LISTED RECORDS:

↓↓↓

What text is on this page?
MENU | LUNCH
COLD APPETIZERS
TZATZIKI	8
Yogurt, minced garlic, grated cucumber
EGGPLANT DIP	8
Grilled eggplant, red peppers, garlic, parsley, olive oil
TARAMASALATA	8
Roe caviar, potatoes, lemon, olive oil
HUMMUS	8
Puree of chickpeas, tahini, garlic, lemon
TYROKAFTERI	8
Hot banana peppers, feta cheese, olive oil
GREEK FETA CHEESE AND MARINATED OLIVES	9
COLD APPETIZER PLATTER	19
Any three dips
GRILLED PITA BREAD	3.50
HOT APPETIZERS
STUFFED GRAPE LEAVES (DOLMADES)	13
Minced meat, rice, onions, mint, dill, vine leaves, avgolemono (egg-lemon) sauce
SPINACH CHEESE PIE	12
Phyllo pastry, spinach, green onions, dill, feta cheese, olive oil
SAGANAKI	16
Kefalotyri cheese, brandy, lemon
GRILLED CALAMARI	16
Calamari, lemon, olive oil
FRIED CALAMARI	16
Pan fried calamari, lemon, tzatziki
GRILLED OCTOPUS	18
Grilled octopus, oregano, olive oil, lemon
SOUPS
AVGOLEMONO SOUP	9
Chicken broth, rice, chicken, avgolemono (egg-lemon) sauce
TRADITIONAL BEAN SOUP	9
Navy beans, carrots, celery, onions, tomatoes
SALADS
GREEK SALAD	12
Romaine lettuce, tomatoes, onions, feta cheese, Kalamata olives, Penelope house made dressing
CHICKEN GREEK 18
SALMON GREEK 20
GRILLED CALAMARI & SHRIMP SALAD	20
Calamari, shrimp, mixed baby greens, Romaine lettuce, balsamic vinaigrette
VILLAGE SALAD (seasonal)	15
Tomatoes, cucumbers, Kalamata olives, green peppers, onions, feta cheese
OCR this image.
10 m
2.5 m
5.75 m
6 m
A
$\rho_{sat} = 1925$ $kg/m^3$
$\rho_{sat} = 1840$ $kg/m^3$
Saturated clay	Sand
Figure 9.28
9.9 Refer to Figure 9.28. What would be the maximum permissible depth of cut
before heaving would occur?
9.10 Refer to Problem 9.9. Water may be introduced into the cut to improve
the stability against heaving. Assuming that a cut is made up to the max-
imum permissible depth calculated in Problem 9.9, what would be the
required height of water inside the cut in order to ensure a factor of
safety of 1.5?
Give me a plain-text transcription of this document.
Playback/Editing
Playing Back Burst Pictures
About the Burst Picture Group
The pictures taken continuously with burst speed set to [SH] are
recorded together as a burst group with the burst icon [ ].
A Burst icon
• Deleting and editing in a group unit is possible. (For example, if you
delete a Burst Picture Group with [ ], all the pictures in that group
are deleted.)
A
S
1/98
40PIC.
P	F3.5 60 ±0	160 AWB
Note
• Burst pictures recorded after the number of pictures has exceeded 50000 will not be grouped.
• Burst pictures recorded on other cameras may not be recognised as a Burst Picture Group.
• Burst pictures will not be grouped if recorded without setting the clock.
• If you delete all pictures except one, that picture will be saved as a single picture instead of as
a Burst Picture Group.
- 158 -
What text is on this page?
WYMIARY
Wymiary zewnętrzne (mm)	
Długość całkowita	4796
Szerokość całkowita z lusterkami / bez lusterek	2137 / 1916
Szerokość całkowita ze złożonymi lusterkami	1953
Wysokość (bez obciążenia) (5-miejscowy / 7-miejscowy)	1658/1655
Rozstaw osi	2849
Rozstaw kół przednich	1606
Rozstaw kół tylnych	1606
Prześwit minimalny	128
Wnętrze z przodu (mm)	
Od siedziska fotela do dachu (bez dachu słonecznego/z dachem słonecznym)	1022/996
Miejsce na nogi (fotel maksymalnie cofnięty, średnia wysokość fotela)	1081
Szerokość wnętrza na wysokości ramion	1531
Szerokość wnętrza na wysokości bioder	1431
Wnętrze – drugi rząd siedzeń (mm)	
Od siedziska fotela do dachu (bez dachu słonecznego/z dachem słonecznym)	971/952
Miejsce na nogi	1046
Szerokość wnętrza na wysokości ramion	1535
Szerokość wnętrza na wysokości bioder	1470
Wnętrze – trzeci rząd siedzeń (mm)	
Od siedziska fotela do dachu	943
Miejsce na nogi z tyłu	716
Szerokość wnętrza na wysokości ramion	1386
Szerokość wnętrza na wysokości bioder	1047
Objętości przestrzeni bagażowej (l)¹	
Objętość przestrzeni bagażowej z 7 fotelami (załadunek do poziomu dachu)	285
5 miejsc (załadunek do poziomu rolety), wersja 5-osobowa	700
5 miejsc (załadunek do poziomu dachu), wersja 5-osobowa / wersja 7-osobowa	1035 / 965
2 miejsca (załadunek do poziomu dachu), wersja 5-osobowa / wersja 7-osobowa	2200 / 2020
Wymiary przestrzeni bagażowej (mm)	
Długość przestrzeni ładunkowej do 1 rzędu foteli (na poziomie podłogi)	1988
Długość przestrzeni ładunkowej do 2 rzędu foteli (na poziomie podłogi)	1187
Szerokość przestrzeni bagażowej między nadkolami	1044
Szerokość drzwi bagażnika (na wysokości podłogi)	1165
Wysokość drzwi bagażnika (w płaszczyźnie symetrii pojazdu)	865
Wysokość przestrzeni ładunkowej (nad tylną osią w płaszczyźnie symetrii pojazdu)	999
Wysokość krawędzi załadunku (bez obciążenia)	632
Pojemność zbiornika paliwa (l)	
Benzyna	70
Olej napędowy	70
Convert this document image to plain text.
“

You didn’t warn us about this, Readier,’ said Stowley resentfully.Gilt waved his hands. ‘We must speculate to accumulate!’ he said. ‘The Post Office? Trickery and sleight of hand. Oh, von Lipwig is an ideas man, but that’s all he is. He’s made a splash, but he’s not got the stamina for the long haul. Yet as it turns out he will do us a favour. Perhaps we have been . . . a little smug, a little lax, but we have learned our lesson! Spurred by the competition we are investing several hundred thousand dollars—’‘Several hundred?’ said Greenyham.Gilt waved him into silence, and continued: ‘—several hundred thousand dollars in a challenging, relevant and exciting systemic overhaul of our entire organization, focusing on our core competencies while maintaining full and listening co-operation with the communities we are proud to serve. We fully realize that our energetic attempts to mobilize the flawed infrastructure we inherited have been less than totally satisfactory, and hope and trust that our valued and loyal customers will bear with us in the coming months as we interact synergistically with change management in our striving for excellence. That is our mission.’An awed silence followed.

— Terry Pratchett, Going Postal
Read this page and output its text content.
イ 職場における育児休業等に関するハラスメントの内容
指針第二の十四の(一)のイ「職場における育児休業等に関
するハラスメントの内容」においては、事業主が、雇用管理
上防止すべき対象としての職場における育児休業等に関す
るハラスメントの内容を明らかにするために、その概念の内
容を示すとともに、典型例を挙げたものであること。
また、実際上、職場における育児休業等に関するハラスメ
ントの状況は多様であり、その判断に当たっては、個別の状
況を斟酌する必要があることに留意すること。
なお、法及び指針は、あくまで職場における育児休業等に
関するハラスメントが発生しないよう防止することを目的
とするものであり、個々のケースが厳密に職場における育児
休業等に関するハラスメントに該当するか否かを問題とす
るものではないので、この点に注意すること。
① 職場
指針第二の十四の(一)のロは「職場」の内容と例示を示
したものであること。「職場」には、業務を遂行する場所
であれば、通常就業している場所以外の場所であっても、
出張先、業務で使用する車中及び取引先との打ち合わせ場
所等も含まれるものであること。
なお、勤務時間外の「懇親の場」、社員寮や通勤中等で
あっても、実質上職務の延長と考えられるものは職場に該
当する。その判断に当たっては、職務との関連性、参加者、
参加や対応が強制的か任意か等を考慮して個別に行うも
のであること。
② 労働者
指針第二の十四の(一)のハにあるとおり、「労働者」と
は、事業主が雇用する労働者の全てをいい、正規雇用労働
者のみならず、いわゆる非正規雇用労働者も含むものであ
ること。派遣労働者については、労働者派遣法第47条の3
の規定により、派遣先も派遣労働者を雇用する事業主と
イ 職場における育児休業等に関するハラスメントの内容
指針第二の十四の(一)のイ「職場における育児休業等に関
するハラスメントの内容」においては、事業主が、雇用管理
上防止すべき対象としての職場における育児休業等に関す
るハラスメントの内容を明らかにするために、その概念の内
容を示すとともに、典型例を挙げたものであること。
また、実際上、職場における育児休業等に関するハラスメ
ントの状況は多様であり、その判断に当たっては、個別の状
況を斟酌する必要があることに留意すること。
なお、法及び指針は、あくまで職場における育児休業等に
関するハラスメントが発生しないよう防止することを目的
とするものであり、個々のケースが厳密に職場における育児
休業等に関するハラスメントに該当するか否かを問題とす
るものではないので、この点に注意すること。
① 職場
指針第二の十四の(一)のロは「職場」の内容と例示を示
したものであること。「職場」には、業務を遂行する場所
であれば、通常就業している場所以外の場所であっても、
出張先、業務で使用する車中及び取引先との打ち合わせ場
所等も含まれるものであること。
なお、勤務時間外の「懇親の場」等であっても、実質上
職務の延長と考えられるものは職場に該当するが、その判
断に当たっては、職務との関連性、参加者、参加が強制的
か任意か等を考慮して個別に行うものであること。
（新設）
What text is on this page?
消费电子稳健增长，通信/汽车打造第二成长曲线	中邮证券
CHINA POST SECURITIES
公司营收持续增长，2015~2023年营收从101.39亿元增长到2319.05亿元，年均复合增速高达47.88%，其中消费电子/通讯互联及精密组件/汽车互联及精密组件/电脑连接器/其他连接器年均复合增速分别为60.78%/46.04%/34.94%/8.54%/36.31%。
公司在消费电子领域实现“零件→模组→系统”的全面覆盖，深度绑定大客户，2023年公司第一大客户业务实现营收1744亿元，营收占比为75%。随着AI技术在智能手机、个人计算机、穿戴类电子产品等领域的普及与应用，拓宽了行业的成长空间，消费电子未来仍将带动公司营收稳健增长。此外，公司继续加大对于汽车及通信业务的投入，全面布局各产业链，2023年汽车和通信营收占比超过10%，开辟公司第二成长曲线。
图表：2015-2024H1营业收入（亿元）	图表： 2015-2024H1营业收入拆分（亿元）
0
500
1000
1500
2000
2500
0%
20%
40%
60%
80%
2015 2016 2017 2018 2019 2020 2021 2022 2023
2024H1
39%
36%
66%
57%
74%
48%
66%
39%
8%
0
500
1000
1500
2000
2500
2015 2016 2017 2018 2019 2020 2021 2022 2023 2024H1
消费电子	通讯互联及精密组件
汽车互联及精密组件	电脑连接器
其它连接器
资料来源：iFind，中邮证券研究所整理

↑↑↑

Search the lines above for the string "załadunek", then show every one that has it.

Objętość przestrzeni bagażowej z 7 fotelami (załadunek do poziomu dachu)	285
5 miejsc (załadunek do poziomu rolety), wersja 5-osobowa	700
5 miejsc (załadunek do poziomu dachu), wersja 5-osobowa / wersja 7-osobowa	1035 / 965
2 miejsca (załadunek do poziomu dachu), wersja 5-osobowa / wersja 7-osobowa	2200 / 2020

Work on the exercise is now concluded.